Stored items
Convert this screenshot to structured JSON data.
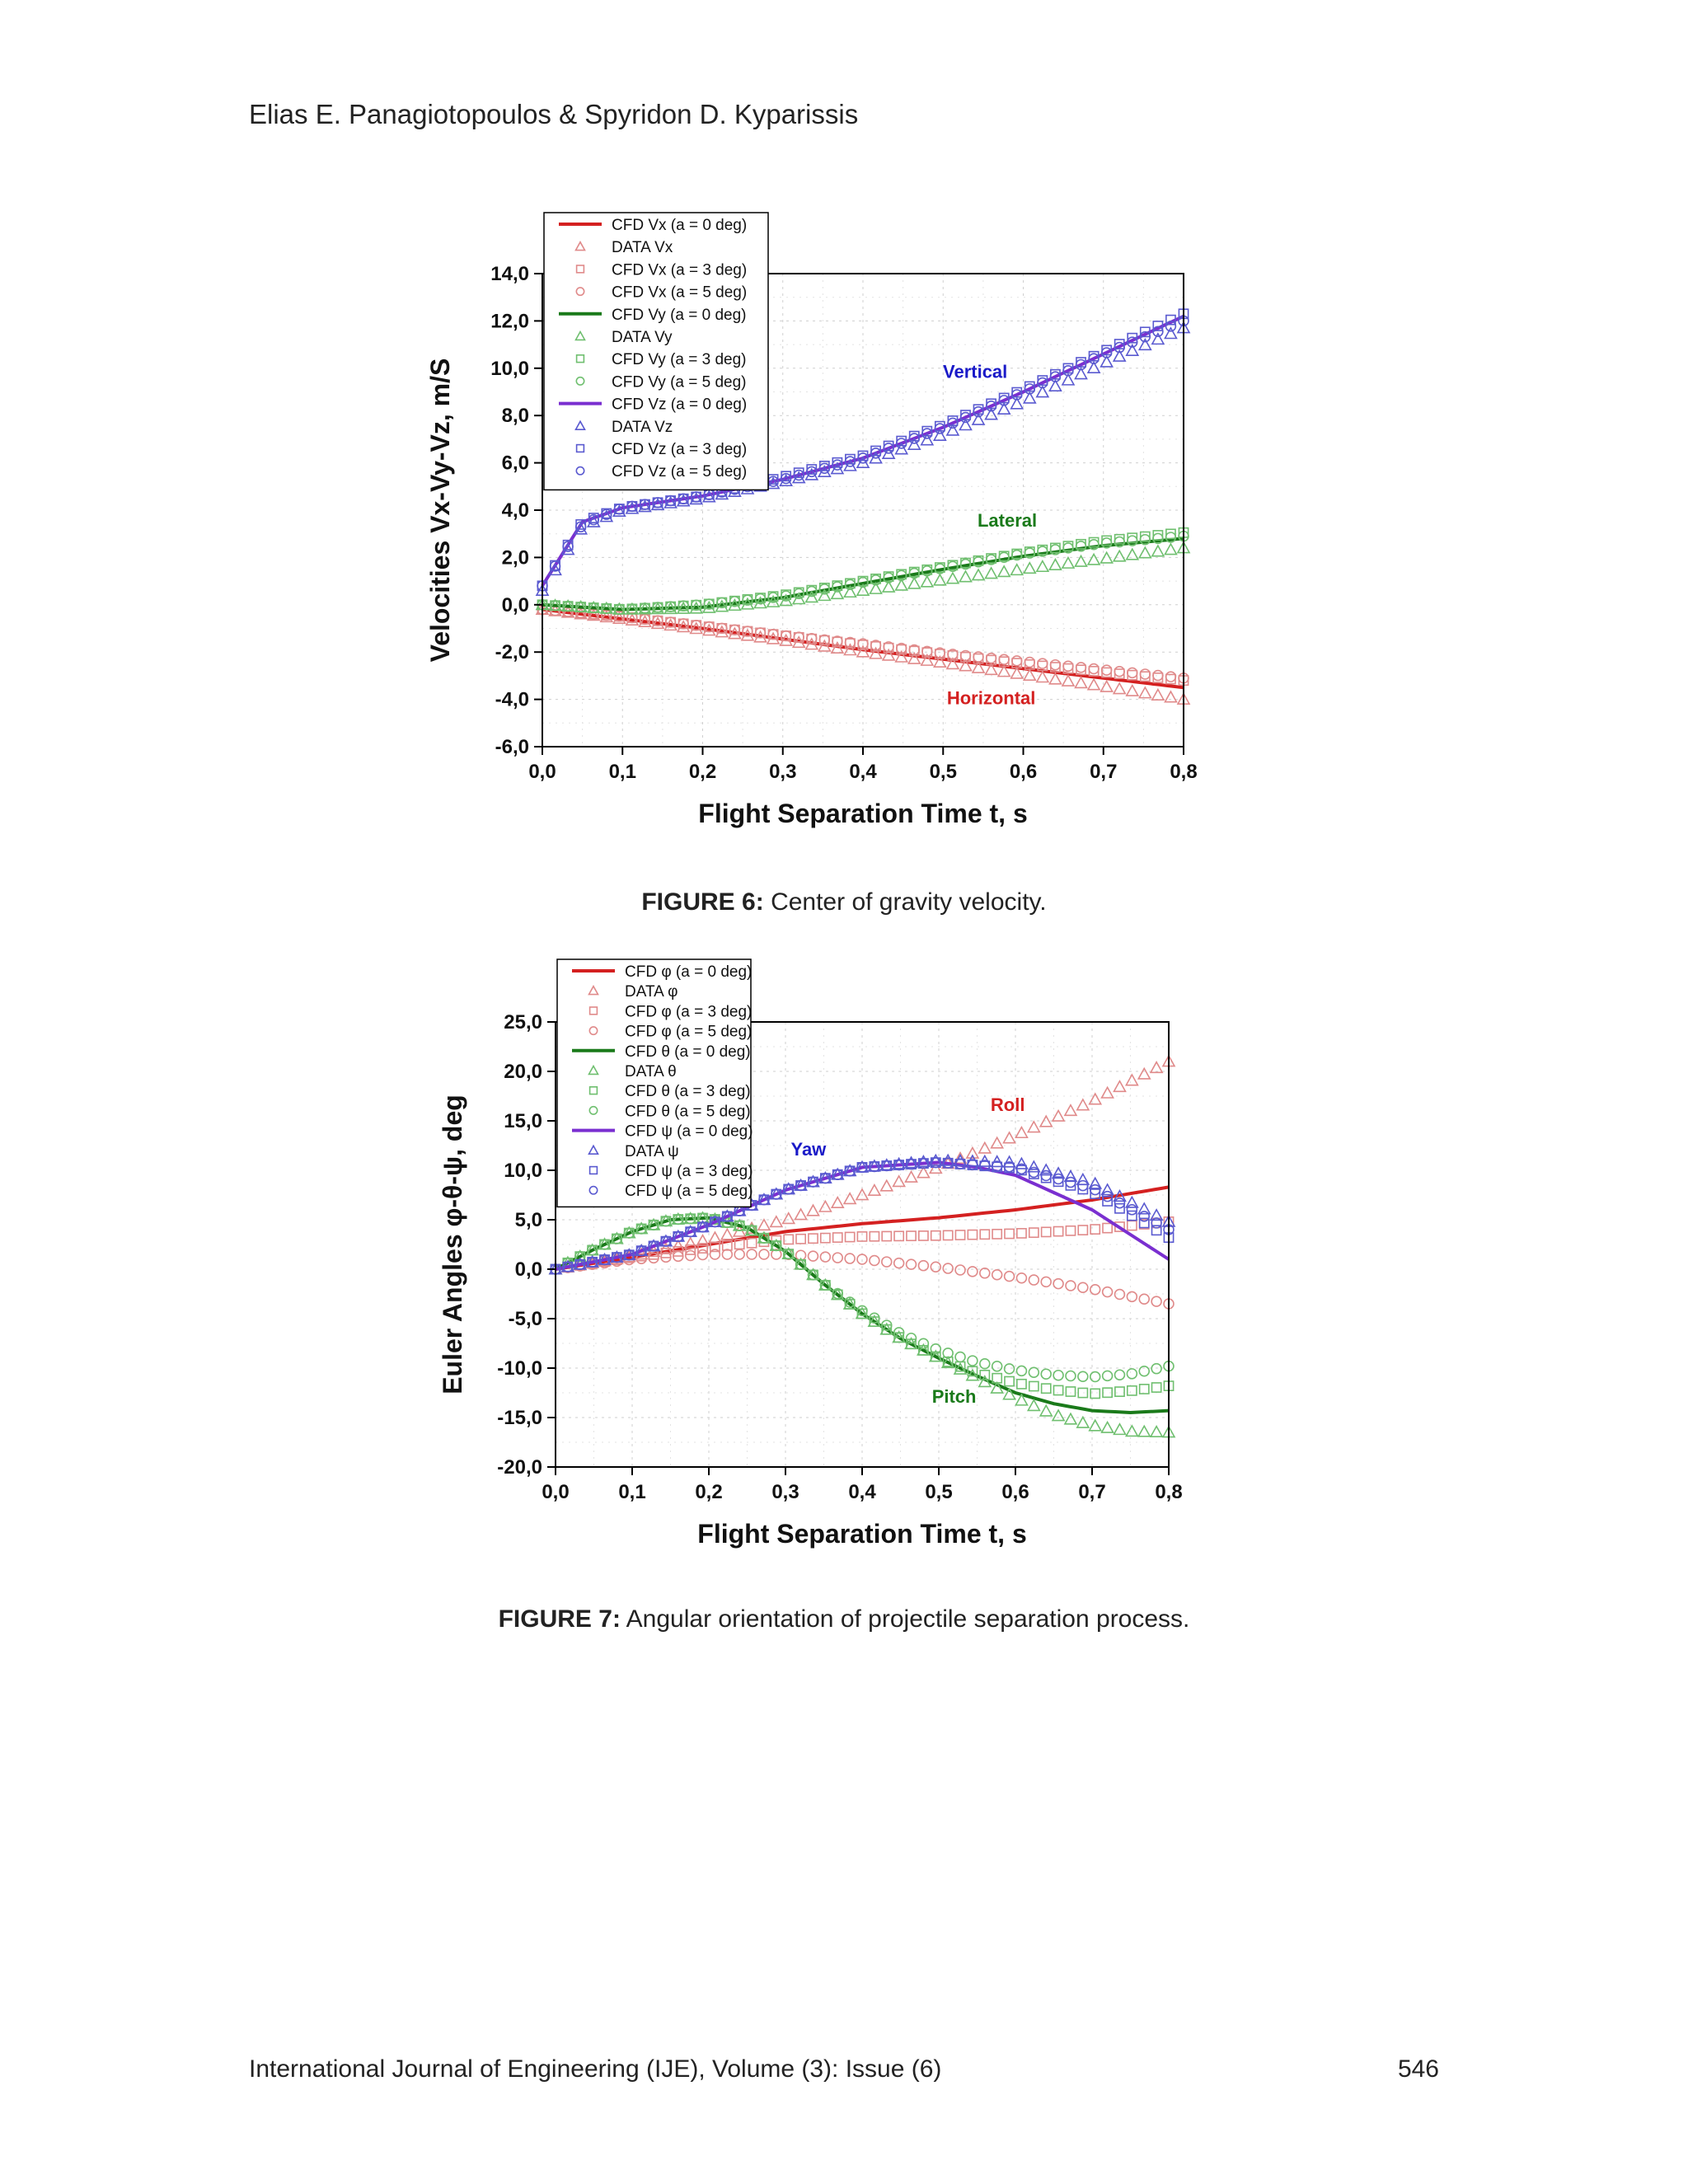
{
  "header": {
    "authors": "Elias E. Panagiotopoulos & Spyridon D. Kyparissis"
  },
  "footer": {
    "journal": "International Journal of Engineering (IJE), Volume (3): Issue (6)",
    "page": "546"
  },
  "figures": [
    {
      "label": "FIGURE 6:",
      "caption": "Center of gravity velocity."
    },
    {
      "label": "FIGURE 7:",
      "caption": "Angular orientation of projectile separation process."
    }
  ],
  "chart_data": [
    {
      "type": "scatter",
      "xlabel": "Flight Separation Time t, s",
      "ylabel": "Velocities Vx-Vy-Vz, m/S",
      "xlim": [
        0,
        0.8
      ],
      "ylim": [
        -6,
        14
      ],
      "xticks": [
        "0,0",
        "0,1",
        "0,2",
        "0,3",
        "0,4",
        "0,5",
        "0,6",
        "0,7",
        "0,8"
      ],
      "yticks": [
        "-6,0",
        "-4,0",
        "-2,0",
        "0,0",
        "2,0",
        "4,0",
        "6,0",
        "8,0",
        "10,0",
        "12,0",
        "14,0"
      ],
      "grid": true,
      "legend_position": "top-left",
      "annotations": [
        {
          "text": "Vertical",
          "x": 0.54,
          "y": 9.6,
          "color": "#1a1ac8"
        },
        {
          "text": "Lateral",
          "x": 0.58,
          "y": 3.3,
          "color": "#1a7a1a"
        },
        {
          "text": "Horizontal",
          "x": 0.56,
          "y": -4.2,
          "color": "#d42020"
        }
      ],
      "series": [
        {
          "name": "CFD Vx (a = 0 deg)",
          "marker": "line",
          "color": "#d42020",
          "x": [
            0,
            0.1,
            0.2,
            0.3,
            0.4,
            0.5,
            0.6,
            0.7,
            0.8
          ],
          "y": [
            -0.2,
            -0.6,
            -1.0,
            -1.45,
            -1.9,
            -2.3,
            -2.7,
            -3.1,
            -3.5
          ]
        },
        {
          "name": "DATA Vx",
          "marker": "triangle",
          "color": "#e08a8a",
          "x": [
            0,
            0.1,
            0.2,
            0.3,
            0.4,
            0.5,
            0.6,
            0.7,
            0.8
          ],
          "y": [
            -0.2,
            -0.6,
            -1.05,
            -1.5,
            -2.0,
            -2.45,
            -2.95,
            -3.45,
            -4.0
          ]
        },
        {
          "name": "CFD Vx (a = 3 deg)",
          "marker": "square",
          "color": "#e08a8a",
          "x": [
            0,
            0.1,
            0.2,
            0.3,
            0.4,
            0.5,
            0.6,
            0.7,
            0.8
          ],
          "y": [
            -0.2,
            -0.5,
            -0.9,
            -1.3,
            -1.7,
            -2.1,
            -2.5,
            -2.85,
            -3.2
          ]
        },
        {
          "name": "CFD Vx (a = 5 deg)",
          "marker": "circle",
          "color": "#e08a8a",
          "x": [
            0,
            0.1,
            0.2,
            0.3,
            0.4,
            0.5,
            0.6,
            0.7,
            0.8
          ],
          "y": [
            -0.2,
            -0.5,
            -0.9,
            -1.3,
            -1.65,
            -2.05,
            -2.4,
            -2.75,
            -3.1
          ]
        },
        {
          "name": "CFD Vy (a = 0 deg)",
          "marker": "line",
          "color": "#1a7a1a",
          "x": [
            0,
            0.1,
            0.2,
            0.3,
            0.4,
            0.5,
            0.6,
            0.7,
            0.8
          ],
          "y": [
            0.0,
            -0.2,
            -0.1,
            0.3,
            0.9,
            1.5,
            2.05,
            2.5,
            2.8
          ]
        },
        {
          "name": "DATA Vy",
          "marker": "triangle",
          "color": "#6fbf6f",
          "x": [
            0,
            0.1,
            0.2,
            0.3,
            0.4,
            0.5,
            0.6,
            0.7,
            0.8
          ],
          "y": [
            0.0,
            -0.2,
            -0.15,
            0.15,
            0.6,
            1.05,
            1.5,
            1.95,
            2.4
          ]
        },
        {
          "name": "CFD Vy (a = 3 deg)",
          "marker": "square",
          "color": "#6fbf6f",
          "x": [
            0,
            0.1,
            0.2,
            0.3,
            0.4,
            0.5,
            0.6,
            0.7,
            0.8
          ],
          "y": [
            0.0,
            -0.2,
            0.0,
            0.4,
            1.0,
            1.6,
            2.2,
            2.7,
            3.05
          ]
        },
        {
          "name": "CFD Vy (a = 5 deg)",
          "marker": "circle",
          "color": "#6fbf6f",
          "x": [
            0,
            0.1,
            0.2,
            0.3,
            0.4,
            0.5,
            0.6,
            0.7,
            0.8
          ],
          "y": [
            0.0,
            -0.2,
            0.0,
            0.35,
            0.95,
            1.55,
            2.15,
            2.6,
            2.9
          ]
        },
        {
          "name": "CFD Vz (a = 0 deg)",
          "marker": "line",
          "color": "#7a2fd0",
          "x": [
            0,
            0.05,
            0.1,
            0.2,
            0.3,
            0.4,
            0.5,
            0.6,
            0.7,
            0.8
          ],
          "y": [
            0.8,
            3.5,
            4.1,
            4.6,
            5.3,
            6.2,
            7.5,
            9.0,
            10.6,
            12.2
          ]
        },
        {
          "name": "DATA Vz",
          "marker": "triangle",
          "color": "#5a5ad0",
          "x": [
            0,
            0.05,
            0.1,
            0.2,
            0.3,
            0.4,
            0.5,
            0.6,
            0.7,
            0.8
          ],
          "y": [
            0.6,
            3.3,
            4.0,
            4.5,
            5.2,
            6.0,
            7.2,
            8.6,
            10.2,
            11.7
          ]
        },
        {
          "name": "CFD Vz (a = 3 deg)",
          "marker": "square",
          "color": "#5a5ad0",
          "x": [
            0,
            0.05,
            0.1,
            0.2,
            0.3,
            0.4,
            0.5,
            0.6,
            0.7,
            0.8
          ],
          "y": [
            0.8,
            3.5,
            4.1,
            4.6,
            5.4,
            6.3,
            7.6,
            9.1,
            10.7,
            12.3
          ]
        },
        {
          "name": "CFD Vz (a = 5 deg)",
          "marker": "circle",
          "color": "#5a5ad0",
          "x": [
            0,
            0.05,
            0.1,
            0.2,
            0.3,
            0.4,
            0.5,
            0.6,
            0.7,
            0.8
          ],
          "y": [
            0.8,
            3.4,
            4.1,
            4.6,
            5.3,
            6.2,
            7.5,
            9.0,
            10.6,
            12.0
          ]
        }
      ]
    },
    {
      "type": "scatter",
      "xlabel": "Flight Separation Time t, s",
      "ylabel": "Euler Angles φ-θ-ψ, deg",
      "xlim": [
        0,
        0.8
      ],
      "ylim": [
        -20,
        25
      ],
      "xticks": [
        "0,0",
        "0,1",
        "0,2",
        "0,3",
        "0,4",
        "0,5",
        "0,6",
        "0,7",
        "0,8"
      ],
      "yticks": [
        "-20,0",
        "-15,0",
        "-10,0",
        "-5,0",
        "0,0",
        "5,0",
        "10,0",
        "15,0",
        "20,0",
        "25,0"
      ],
      "grid": true,
      "legend_position": "top-left",
      "annotations": [
        {
          "text": "Roll",
          "x": 0.59,
          "y": 16.0,
          "color": "#d42020"
        },
        {
          "text": "Yaw",
          "x": 0.33,
          "y": 11.5,
          "color": "#1a1ac8"
        },
        {
          "text": "Pitch",
          "x": 0.52,
          "y": -13.5,
          "color": "#1a7a1a"
        }
      ],
      "series": [
        {
          "name": "CFD φ (a = 0 deg)",
          "marker": "line",
          "color": "#d42020",
          "x": [
            0,
            0.1,
            0.2,
            0.3,
            0.4,
            0.5,
            0.6,
            0.7,
            0.8
          ],
          "y": [
            0.0,
            1.2,
            2.5,
            3.8,
            4.6,
            5.2,
            6.0,
            7.0,
            8.3
          ]
        },
        {
          "name": "DATA φ",
          "marker": "triangle",
          "color": "#e08a8a",
          "x": [
            0,
            0.1,
            0.2,
            0.3,
            0.4,
            0.5,
            0.6,
            0.7,
            0.8
          ],
          "y": [
            0.0,
            1.3,
            3.0,
            5.0,
            7.5,
            10.3,
            13.5,
            17.0,
            21.0
          ]
        },
        {
          "name": "CFD φ (a = 3 deg)",
          "marker": "square",
          "color": "#e08a8a",
          "x": [
            0,
            0.1,
            0.2,
            0.3,
            0.4,
            0.5,
            0.6,
            0.7,
            0.8
          ],
          "y": [
            0.0,
            1.2,
            2.2,
            3.0,
            3.3,
            3.4,
            3.6,
            4.0,
            4.8
          ]
        },
        {
          "name": "CFD φ (a = 5 deg)",
          "marker": "circle",
          "color": "#e08a8a",
          "x": [
            0,
            0.1,
            0.2,
            0.3,
            0.4,
            0.5,
            0.6,
            0.7,
            0.8
          ],
          "y": [
            0.0,
            1.0,
            1.5,
            1.5,
            1.0,
            0.2,
            -0.8,
            -2.0,
            -3.5
          ]
        },
        {
          "name": "CFD θ (a = 0 deg)",
          "marker": "line",
          "color": "#1a7a1a",
          "x": [
            0,
            0.05,
            0.1,
            0.15,
            0.2,
            0.25,
            0.3,
            0.35,
            0.4,
            0.45,
            0.5,
            0.55,
            0.6,
            0.65,
            0.7,
            0.75,
            0.8
          ],
          "y": [
            0.0,
            2.0,
            3.8,
            5.0,
            5.2,
            4.2,
            1.8,
            -1.5,
            -4.5,
            -7.0,
            -9.0,
            -10.8,
            -12.5,
            -13.6,
            -14.3,
            -14.5,
            -14.3
          ]
        },
        {
          "name": "DATA θ",
          "marker": "triangle",
          "color": "#6fbf6f",
          "x": [
            0,
            0.05,
            0.1,
            0.15,
            0.2,
            0.25,
            0.3,
            0.35,
            0.4,
            0.45,
            0.5,
            0.55,
            0.6,
            0.65,
            0.7,
            0.75,
            0.8
          ],
          "y": [
            0.0,
            2.0,
            3.8,
            5.0,
            5.2,
            4.2,
            1.8,
            -1.5,
            -4.5,
            -7.0,
            -9.0,
            -11.0,
            -13.0,
            -14.7,
            -15.8,
            -16.4,
            -16.5
          ]
        },
        {
          "name": "CFD θ (a = 3 deg)",
          "marker": "square",
          "color": "#6fbf6f",
          "x": [
            0,
            0.05,
            0.1,
            0.15,
            0.2,
            0.25,
            0.3,
            0.35,
            0.4,
            0.45,
            0.5,
            0.55,
            0.6,
            0.65,
            0.7,
            0.75,
            0.8
          ],
          "y": [
            0.0,
            2.0,
            3.8,
            5.0,
            5.2,
            4.2,
            1.8,
            -1.5,
            -4.5,
            -7.0,
            -9.0,
            -10.5,
            -11.5,
            -12.2,
            -12.6,
            -12.3,
            -11.8
          ]
        },
        {
          "name": "CFD θ (a = 5 deg)",
          "marker": "circle",
          "color": "#6fbf6f",
          "x": [
            0,
            0.05,
            0.1,
            0.15,
            0.2,
            0.25,
            0.3,
            0.35,
            0.4,
            0.45,
            0.5,
            0.55,
            0.6,
            0.65,
            0.7,
            0.75,
            0.8
          ],
          "y": [
            0.0,
            2.0,
            3.8,
            5.0,
            5.2,
            4.2,
            1.8,
            -1.5,
            -4.2,
            -6.5,
            -8.2,
            -9.4,
            -10.2,
            -10.7,
            -10.9,
            -10.6,
            -9.8
          ]
        },
        {
          "name": "CFD ψ (a = 0 deg)",
          "marker": "line",
          "color": "#7a2fd0",
          "x": [
            0,
            0.1,
            0.2,
            0.3,
            0.4,
            0.5,
            0.55,
            0.6,
            0.7,
            0.8
          ],
          "y": [
            0.0,
            1.5,
            4.5,
            8.0,
            10.3,
            10.8,
            10.3,
            9.5,
            6.0,
            1.0
          ]
        },
        {
          "name": "DATA ψ",
          "marker": "triangle",
          "color": "#5a5ad0",
          "x": [
            0,
            0.1,
            0.2,
            0.3,
            0.4,
            0.5,
            0.6,
            0.7,
            0.8
          ],
          "y": [
            0.0,
            1.5,
            4.5,
            8.0,
            10.3,
            11.0,
            10.8,
            8.8,
            4.8
          ]
        },
        {
          "name": "CFD ψ (a = 3 deg)",
          "marker": "square",
          "color": "#5a5ad0",
          "x": [
            0,
            0.1,
            0.2,
            0.3,
            0.4,
            0.5,
            0.6,
            0.7,
            0.8
          ],
          "y": [
            0.0,
            1.5,
            4.5,
            8.0,
            10.3,
            10.8,
            10.2,
            7.8,
            3.2
          ]
        },
        {
          "name": "CFD ψ (a = 5 deg)",
          "marker": "circle",
          "color": "#5a5ad0",
          "x": [
            0,
            0.1,
            0.2,
            0.3,
            0.4,
            0.5,
            0.6,
            0.7,
            0.8
          ],
          "y": [
            0.0,
            1.5,
            4.5,
            8.0,
            10.3,
            10.8,
            10.3,
            8.2,
            4.0
          ]
        }
      ]
    }
  ]
}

> [JOB]: Among the records above, find each line holding the string "caption" and pull it out.

> [CORRECT ANSWER]:
      "caption": "Center of gravity velocity."
      "caption": "Angular orientation of projectile separation process."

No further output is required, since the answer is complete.